__AIM__
Going through the material below, please gather all lines with the word "title" in them.

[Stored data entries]
========

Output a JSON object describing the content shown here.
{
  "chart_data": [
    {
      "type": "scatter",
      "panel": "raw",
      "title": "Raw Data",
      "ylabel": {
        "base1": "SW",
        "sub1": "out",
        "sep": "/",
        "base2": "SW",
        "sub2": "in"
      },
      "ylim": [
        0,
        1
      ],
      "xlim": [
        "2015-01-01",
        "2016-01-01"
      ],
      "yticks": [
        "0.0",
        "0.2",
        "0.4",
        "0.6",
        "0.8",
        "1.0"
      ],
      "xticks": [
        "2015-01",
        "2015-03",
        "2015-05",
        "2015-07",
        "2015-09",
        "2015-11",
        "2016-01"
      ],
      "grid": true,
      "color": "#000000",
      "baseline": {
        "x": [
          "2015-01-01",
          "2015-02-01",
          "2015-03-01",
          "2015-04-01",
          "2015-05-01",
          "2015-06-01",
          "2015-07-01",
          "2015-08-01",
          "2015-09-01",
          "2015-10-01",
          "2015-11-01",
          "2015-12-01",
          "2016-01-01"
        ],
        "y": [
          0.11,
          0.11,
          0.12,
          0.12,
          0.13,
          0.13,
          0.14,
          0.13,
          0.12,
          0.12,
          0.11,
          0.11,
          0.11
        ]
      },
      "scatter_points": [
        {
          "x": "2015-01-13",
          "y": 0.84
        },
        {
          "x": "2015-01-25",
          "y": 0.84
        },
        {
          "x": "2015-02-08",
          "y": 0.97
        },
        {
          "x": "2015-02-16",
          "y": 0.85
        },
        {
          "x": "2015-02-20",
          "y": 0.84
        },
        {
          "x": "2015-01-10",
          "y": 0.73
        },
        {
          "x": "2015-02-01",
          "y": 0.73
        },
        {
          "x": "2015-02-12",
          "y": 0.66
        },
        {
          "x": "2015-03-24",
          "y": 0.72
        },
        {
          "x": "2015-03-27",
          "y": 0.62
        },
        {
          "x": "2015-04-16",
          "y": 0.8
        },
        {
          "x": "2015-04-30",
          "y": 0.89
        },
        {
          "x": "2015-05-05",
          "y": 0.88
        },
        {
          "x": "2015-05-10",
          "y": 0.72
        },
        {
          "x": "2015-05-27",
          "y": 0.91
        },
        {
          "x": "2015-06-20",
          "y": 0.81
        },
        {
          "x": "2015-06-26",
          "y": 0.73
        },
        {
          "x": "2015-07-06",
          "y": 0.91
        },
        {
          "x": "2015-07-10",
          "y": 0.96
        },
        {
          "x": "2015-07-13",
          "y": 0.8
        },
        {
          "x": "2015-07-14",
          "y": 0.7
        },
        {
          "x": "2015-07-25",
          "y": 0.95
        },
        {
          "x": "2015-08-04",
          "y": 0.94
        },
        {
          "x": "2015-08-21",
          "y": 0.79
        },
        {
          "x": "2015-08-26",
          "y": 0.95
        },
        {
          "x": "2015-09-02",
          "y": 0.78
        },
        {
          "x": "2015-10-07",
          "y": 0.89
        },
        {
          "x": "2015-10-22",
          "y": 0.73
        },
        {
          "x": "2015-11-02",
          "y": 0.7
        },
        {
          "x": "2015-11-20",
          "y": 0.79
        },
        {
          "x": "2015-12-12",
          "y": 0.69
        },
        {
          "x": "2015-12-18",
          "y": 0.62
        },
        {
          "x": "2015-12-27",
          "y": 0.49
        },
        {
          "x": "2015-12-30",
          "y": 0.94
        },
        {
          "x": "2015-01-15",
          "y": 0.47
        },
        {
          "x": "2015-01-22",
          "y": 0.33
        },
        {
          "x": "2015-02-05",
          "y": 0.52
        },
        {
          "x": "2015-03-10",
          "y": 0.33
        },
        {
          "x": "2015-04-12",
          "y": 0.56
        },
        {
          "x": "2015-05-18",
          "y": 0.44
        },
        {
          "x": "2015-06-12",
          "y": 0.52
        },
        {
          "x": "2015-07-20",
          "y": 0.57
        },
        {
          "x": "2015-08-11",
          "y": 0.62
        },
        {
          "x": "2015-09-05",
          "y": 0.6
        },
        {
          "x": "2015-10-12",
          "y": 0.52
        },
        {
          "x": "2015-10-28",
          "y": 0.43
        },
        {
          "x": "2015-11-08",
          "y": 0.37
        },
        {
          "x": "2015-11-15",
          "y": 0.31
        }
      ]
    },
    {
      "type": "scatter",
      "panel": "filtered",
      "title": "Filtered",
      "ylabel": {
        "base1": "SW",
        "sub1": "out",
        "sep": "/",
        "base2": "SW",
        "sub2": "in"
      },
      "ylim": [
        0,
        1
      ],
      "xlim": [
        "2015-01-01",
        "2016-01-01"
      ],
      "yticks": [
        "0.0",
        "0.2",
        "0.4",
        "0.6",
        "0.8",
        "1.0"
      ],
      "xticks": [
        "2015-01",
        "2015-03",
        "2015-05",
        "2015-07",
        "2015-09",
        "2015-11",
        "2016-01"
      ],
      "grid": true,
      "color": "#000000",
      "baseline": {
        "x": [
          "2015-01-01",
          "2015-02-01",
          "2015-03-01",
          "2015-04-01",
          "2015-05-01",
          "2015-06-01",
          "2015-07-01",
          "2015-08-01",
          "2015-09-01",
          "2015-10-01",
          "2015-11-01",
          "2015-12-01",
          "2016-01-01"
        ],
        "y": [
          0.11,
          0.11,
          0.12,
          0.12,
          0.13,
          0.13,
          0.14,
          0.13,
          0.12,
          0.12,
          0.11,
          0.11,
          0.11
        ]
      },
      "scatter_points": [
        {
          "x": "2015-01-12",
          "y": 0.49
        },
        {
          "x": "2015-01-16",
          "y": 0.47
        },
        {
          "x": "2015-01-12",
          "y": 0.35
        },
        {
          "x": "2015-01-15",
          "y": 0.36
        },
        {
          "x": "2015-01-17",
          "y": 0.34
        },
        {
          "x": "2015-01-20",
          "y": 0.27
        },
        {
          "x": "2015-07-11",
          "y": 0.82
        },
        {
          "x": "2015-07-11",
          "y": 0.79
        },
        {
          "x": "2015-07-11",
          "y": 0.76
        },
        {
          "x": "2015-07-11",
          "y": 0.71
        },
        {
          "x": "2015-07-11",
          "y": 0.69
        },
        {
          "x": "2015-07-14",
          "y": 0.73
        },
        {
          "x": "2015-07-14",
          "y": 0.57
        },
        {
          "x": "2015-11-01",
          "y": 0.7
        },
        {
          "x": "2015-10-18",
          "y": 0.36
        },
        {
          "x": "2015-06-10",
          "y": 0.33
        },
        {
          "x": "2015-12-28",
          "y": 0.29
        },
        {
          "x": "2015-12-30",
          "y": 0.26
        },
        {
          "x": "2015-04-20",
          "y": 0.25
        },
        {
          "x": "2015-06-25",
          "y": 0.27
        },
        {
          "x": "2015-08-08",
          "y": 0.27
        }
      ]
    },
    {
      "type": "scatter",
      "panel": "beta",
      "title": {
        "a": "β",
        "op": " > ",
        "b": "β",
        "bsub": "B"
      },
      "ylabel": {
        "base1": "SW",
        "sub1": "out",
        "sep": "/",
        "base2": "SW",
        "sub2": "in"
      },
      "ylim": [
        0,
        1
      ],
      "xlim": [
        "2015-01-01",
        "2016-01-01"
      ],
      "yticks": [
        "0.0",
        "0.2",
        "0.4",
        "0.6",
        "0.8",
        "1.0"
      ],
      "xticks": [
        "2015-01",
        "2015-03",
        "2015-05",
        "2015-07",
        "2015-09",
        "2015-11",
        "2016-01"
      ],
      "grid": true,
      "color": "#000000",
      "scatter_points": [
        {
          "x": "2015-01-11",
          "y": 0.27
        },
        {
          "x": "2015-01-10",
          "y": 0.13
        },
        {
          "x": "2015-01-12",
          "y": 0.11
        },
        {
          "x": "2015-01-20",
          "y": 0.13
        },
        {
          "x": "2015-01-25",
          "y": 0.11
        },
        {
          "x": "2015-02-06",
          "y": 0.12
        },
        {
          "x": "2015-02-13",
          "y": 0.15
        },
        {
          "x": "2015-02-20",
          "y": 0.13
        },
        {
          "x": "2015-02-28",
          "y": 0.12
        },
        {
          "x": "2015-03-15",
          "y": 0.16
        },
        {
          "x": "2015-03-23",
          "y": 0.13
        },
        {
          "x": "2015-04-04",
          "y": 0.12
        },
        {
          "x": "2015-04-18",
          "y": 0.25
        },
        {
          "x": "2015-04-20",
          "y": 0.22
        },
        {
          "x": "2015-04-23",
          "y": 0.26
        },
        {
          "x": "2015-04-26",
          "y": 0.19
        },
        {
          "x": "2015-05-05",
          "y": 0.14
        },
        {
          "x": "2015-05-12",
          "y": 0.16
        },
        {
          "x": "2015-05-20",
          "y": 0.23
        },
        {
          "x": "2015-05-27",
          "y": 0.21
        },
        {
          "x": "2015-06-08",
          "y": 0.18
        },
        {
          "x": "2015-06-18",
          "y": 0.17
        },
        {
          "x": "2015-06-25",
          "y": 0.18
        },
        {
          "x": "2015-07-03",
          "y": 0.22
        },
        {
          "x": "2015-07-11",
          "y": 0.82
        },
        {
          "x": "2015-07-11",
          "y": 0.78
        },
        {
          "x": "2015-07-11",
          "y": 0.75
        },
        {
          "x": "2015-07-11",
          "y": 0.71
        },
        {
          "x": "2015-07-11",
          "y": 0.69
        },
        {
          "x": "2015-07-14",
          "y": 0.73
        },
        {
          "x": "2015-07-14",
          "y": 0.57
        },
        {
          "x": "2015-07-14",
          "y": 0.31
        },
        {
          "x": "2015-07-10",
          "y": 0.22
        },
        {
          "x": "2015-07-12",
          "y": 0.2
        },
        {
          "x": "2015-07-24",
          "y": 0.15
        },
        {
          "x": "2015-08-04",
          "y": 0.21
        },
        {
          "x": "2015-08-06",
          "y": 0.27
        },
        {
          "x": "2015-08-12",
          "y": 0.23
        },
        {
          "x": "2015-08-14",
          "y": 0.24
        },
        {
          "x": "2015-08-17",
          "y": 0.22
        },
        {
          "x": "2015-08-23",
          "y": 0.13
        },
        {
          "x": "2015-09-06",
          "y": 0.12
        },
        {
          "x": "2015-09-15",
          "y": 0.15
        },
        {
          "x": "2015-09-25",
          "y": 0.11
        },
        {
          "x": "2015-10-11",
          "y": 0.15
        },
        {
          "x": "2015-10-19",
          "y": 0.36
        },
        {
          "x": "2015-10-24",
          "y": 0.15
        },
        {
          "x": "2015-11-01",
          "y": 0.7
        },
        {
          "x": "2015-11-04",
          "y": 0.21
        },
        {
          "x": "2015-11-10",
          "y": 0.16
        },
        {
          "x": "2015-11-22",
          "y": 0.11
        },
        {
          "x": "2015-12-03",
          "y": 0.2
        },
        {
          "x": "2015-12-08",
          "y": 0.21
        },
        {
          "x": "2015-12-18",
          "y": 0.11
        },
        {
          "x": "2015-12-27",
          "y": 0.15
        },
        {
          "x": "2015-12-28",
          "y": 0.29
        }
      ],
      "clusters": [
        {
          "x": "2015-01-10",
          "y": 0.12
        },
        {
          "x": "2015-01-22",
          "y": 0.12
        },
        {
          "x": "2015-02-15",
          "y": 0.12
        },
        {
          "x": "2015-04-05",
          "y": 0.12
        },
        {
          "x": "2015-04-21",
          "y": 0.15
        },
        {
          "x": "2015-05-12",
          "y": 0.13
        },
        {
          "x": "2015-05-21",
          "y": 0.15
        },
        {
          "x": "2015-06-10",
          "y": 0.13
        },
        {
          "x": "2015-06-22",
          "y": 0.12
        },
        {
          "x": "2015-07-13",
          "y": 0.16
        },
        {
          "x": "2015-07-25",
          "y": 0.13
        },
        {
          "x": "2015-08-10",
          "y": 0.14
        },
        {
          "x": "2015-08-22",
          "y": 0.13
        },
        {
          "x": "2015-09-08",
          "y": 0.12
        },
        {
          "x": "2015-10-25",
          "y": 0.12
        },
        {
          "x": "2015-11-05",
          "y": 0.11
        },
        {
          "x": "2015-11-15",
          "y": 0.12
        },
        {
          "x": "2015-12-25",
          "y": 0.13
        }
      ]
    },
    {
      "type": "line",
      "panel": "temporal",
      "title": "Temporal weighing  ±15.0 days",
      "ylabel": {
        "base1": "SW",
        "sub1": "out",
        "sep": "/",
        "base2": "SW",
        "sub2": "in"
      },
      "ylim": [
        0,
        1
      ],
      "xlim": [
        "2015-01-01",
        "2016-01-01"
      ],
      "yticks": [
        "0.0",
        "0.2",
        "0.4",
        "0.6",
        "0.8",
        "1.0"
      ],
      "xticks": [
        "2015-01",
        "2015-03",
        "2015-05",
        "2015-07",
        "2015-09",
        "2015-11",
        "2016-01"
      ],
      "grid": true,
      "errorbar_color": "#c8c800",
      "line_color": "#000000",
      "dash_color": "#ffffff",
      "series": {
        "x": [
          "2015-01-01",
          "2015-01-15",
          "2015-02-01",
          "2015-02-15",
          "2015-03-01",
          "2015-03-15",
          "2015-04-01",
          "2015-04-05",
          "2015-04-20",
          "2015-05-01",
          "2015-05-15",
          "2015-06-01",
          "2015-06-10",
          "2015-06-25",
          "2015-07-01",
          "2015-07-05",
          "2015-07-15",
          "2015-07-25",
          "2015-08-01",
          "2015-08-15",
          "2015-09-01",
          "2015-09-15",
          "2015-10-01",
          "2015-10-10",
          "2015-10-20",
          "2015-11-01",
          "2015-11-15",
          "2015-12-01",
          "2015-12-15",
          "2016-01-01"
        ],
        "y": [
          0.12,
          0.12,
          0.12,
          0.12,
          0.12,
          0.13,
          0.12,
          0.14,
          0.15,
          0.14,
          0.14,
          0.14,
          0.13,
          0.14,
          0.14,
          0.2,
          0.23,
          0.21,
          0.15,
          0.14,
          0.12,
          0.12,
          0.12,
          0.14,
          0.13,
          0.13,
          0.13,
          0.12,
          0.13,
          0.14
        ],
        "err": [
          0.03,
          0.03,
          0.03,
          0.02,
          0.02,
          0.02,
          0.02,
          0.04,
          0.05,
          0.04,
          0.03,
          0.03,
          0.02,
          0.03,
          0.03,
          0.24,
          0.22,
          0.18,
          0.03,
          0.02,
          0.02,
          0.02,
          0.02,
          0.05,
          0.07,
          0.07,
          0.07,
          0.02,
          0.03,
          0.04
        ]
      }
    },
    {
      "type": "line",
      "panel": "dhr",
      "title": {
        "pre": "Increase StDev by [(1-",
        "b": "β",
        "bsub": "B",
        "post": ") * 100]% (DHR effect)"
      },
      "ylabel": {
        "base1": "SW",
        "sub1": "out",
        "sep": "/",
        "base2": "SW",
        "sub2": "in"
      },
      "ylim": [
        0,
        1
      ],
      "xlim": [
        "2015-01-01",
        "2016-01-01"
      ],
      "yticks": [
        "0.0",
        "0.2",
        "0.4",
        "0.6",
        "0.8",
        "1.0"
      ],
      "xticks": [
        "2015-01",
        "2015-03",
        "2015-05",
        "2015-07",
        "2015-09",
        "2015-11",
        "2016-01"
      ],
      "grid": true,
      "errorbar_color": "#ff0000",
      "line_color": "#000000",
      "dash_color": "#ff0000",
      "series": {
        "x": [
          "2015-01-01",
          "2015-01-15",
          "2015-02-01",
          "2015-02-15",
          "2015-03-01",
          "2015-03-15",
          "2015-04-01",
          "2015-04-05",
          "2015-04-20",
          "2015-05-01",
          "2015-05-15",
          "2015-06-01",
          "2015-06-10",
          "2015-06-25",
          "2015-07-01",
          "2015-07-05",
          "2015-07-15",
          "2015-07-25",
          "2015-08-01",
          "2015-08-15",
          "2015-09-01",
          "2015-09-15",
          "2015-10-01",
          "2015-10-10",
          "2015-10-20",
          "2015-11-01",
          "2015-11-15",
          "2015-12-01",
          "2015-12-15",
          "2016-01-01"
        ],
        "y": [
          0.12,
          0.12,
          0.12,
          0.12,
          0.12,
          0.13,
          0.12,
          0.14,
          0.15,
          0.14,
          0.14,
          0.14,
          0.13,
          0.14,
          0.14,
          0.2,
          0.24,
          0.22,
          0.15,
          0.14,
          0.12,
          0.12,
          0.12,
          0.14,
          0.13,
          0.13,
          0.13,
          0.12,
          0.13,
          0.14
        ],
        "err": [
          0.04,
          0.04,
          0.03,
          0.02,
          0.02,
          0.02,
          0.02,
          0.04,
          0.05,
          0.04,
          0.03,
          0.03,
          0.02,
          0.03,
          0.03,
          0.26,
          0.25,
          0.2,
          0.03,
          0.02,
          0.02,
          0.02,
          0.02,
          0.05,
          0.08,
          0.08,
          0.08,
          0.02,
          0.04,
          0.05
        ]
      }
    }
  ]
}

========

__EXERCISE ANSWER__
      "title": "Raw Data",
      "title": "Filtered",
      "title": {
      "title": "Temporal weighing  ±15.0 days",
      "title": {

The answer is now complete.